(Records contained in a dataset)

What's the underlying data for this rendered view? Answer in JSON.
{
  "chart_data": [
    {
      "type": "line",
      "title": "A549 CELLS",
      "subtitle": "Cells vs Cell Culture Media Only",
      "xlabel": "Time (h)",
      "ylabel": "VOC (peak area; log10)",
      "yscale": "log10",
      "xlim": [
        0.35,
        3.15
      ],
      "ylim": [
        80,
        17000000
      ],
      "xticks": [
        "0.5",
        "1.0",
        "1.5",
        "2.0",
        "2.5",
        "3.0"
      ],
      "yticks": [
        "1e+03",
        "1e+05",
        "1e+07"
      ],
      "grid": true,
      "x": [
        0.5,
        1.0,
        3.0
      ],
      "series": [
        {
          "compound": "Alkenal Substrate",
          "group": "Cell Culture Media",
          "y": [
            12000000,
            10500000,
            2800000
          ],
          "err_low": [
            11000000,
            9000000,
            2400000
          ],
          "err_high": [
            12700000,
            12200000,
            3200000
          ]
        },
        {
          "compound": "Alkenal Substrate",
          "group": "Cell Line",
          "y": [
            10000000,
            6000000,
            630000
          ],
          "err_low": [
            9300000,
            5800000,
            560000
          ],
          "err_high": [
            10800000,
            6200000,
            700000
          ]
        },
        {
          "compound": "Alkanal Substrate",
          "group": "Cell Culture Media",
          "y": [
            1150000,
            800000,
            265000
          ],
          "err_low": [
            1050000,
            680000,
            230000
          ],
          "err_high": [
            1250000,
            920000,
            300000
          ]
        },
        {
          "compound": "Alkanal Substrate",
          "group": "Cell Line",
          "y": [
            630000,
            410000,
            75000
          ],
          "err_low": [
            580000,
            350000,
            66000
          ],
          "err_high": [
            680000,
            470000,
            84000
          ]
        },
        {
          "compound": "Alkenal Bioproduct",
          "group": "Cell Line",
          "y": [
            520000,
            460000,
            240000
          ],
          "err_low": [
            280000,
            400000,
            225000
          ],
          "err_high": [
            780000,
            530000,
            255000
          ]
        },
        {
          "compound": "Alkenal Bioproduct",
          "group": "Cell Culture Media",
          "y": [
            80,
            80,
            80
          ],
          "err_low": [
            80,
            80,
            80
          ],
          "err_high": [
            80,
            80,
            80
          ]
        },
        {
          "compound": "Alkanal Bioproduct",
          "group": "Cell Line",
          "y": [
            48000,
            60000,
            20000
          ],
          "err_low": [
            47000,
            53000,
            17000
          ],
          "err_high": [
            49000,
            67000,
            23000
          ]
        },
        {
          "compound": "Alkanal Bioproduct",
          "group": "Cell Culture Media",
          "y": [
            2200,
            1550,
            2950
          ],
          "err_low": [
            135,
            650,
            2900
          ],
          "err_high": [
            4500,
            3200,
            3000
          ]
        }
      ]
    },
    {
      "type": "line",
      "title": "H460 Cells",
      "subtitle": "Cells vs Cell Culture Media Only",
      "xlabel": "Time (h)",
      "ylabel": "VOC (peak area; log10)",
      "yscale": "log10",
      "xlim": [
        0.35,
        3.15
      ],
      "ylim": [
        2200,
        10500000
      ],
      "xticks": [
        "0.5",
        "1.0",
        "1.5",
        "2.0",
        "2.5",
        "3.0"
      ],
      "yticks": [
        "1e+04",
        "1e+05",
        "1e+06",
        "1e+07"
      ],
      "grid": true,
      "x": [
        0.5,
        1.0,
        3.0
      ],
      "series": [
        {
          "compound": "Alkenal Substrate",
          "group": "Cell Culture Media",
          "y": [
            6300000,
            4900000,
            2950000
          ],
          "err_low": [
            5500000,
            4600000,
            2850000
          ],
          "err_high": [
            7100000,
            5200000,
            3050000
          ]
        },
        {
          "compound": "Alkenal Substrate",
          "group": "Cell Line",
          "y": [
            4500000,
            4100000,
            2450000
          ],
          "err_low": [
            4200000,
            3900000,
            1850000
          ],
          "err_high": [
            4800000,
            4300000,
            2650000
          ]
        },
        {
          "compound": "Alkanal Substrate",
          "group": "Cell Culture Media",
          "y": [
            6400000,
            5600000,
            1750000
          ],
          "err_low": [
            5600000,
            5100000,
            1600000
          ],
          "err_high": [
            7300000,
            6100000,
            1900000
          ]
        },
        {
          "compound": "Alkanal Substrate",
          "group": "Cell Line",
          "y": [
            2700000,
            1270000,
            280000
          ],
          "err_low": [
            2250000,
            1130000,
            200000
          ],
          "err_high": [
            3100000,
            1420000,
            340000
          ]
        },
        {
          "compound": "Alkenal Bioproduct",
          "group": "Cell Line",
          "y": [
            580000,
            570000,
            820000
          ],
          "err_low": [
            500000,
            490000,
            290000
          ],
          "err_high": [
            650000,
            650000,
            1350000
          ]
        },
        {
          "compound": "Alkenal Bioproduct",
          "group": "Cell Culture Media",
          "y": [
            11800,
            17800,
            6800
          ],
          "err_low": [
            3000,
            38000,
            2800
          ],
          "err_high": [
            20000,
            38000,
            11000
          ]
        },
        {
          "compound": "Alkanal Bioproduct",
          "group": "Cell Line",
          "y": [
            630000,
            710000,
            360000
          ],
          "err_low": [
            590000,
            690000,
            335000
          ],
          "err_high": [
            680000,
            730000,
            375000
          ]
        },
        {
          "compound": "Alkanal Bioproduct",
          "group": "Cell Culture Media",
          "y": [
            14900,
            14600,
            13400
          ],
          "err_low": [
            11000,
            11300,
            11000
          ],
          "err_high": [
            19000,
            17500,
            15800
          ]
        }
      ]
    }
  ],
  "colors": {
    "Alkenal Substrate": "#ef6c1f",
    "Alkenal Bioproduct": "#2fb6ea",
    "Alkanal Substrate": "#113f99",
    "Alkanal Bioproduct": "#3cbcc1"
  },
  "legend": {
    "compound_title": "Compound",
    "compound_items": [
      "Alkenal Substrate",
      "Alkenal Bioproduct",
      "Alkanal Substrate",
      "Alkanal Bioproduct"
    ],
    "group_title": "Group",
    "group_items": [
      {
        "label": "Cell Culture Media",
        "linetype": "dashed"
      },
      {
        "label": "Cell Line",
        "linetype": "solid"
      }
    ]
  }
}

## WHAT TO PRODUCE:
Render the whole set of entries again, exactly as given.

## ANSWER BOX:
What's the underlying data for this rendered view? Answer in JSON.
{
  "chart_data": [
    {
      "type": "line",
      "title": "A549 CELLS",
      "subtitle": "Cells vs Cell Culture Media Only",
      "xlabel": "Time (h)",
      "ylabel": "VOC (peak area; log10)",
      "yscale": "log10",
      "xlim": [
        0.35,
        3.15
      ],
      "ylim": [
        80,
        17000000
      ],
      "xticks": [
        "0.5",
        "1.0",
        "1.5",
        "2.0",
        "2.5",
        "3.0"
      ],
      "yticks": [
        "1e+03",
        "1e+05",
        "1e+07"
      ],
      "grid": true,
      "x": [
        0.5,
        1.0,
        3.0
      ],
      "series": [
        {
          "compound": "Alkenal Substrate",
          "group": "Cell Culture Media",
          "y": [
            12000000,
            10500000,
            2800000
          ],
          "err_low": [
            11000000,
            9000000,
            2400000
          ],
          "err_high": [
            12700000,
            12200000,
            3200000
          ]
        },
        {
          "compound": "Alkenal Substrate",
          "group": "Cell Line",
          "y": [
            10000000,
            6000000,
            630000
          ],
          "err_low": [
            9300000,
            5800000,
            560000
          ],
          "err_high": [
            10800000,
            6200000,
            700000
          ]
        },
        {
          "compound": "Alkanal Substrate",
          "group": "Cell Culture Media",
          "y": [
            1150000,
            800000,
            265000
          ],
          "err_low": [
            1050000,
            680000,
            230000
          ],
          "err_high": [
            1250000,
            920000,
            300000
          ]
        },
        {
          "compound": "Alkanal Substrate",
          "group": "Cell Line",
          "y": [
            630000,
            410000,
            75000
          ],
          "err_low": [
            580000,
            350000,
            66000
          ],
          "err_high": [
            680000,
            470000,
            84000
          ]
        },
        {
          "compound": "Alkenal Bioproduct",
          "group": "Cell Line",
          "y": [
            520000,
            460000,
            240000
          ],
          "err_low": [
            280000,
            400000,
            225000
          ],
          "err_high": [
            780000,
            530000,
            255000
          ]
        },
        {
          "compound": "Alkenal Bioproduct",
          "group": "Cell Culture Media",
          "y": [
            80,
            80,
            80
          ],
          "err_low": [
            80,
            80,
            80
          ],
          "err_high": [
            80,
            80,
            80
          ]
        },
        {
          "compound": "Alkanal Bioproduct",
          "group": "Cell Line",
          "y": [
            48000,
            60000,
            20000
          ],
          "err_low": [
            47000,
            53000,
            17000
          ],
          "err_high": [
            49000,
            67000,
            23000
          ]
        },
        {
          "compound": "Alkanal Bioproduct",
          "group": "Cell Culture Media",
          "y": [
            2200,
            1550,
            2950
          ],
          "err_low": [
            135,
            650,
            2900
          ],
          "err_high": [
            4500,
            3200,
            3000
          ]
        }
      ]
    },
    {
      "type": "line",
      "title": "H460 Cells",
      "subtitle": "Cells vs Cell Culture Media Only",
      "xlabel": "Time (h)",
      "ylabel": "VOC (peak area; log10)",
      "yscale": "log10",
      "xlim": [
        0.35,
        3.15
      ],
      "ylim": [
        2200,
        10500000
      ],
      "xticks": [
        "0.5",
        "1.0",
        "1.5",
        "2.0",
        "2.5",
        "3.0"
      ],
      "yticks": [
        "1e+04",
        "1e+05",
        "1e+06",
        "1e+07"
      ],
      "grid": true,
      "x": [
        0.5,
        1.0,
        3.0
      ],
      "series": [
        {
          "compound": "Alkenal Substrate",
          "group": "Cell Culture Media",
          "y": [
            6300000,
            4900000,
            2950000
          ],
          "err_low": [
            5500000,
            4600000,
            2850000
          ],
          "err_high": [
            7100000,
            5200000,
            3050000
          ]
        },
        {
          "compound": "Alkenal Substrate",
          "group": "Cell Line",
          "y": [
            4500000,
            4100000,
            2450000
          ],
          "err_low": [
            4200000,
            3900000,
            1850000
          ],
          "err_high": [
            4800000,
            4300000,
            2650000
          ]
        },
        {
          "compound": "Alkanal Substrate",
          "group": "Cell Culture Media",
          "y": [
            6400000,
            5600000,
            1750000
          ],
          "err_low": [
            5600000,
            5100000,
            1600000
          ],
          "err_high": [
            7300000,
            6100000,
            1900000
          ]
        },
        {
          "compound": "Alkanal Substrate",
          "group": "Cell Line",
          "y": [
            2700000,
            1270000,
            280000
          ],
          "err_low": [
            2250000,
            1130000,
            200000
          ],
          "err_high": [
            3100000,
            1420000,
            340000
          ]
        },
        {
          "compound": "Alkenal Bioproduct",
          "group": "Cell Line",
          "y": [
            580000,
            570000,
            820000
          ],
          "err_low": [
            500000,
            490000,
            290000
          ],
          "err_high": [
            650000,
            650000,
            1350000
          ]
        },
        {
          "compound": "Alkenal Bioproduct",
          "group": "Cell Culture Media",
          "y": [
            11800,
            17800,
            6800
          ],
          "err_low": [
            3000,
            38000,
            2800
          ],
          "err_high": [
            20000,
            38000,
            11000
          ]
        },
        {
          "compound": "Alkanal Bioproduct",
          "group": "Cell Line",
          "y": [
            630000,
            710000,
            360000
          ],
          "err_low": [
            590000,
            690000,
            335000
          ],
          "err_high": [
            680000,
            730000,
            375000
          ]
        },
        {
          "compound": "Alkanal Bioproduct",
          "group": "Cell Culture Media",
          "y": [
            14900,
            14600,
            13400
          ],
          "err_low": [
            11000,
            11300,
            11000
          ],
          "err_high": [
            19000,
            17500,
            15800
          ]
        }
      ]
    }
  ],
  "colors": {
    "Alkenal Substrate": "#ef6c1f",
    "Alkenal Bioproduct": "#2fb6ea",
    "Alkanal Substrate": "#113f99",
    "Alkanal Bioproduct": "#3cbcc1"
  },
  "legend": {
    "compound_title": "Compound",
    "compound_items": [
      "Alkenal Substrate",
      "Alkenal Bioproduct",
      "Alkanal Substrate",
      "Alkanal Bioproduct"
    ],
    "group_title": "Group",
    "group_items": [
      {
        "label": "Cell Culture Media",
        "linetype": "dashed"
      },
      {
        "label": "Cell Line",
        "linetype": "solid"
      }
    ]
  }
}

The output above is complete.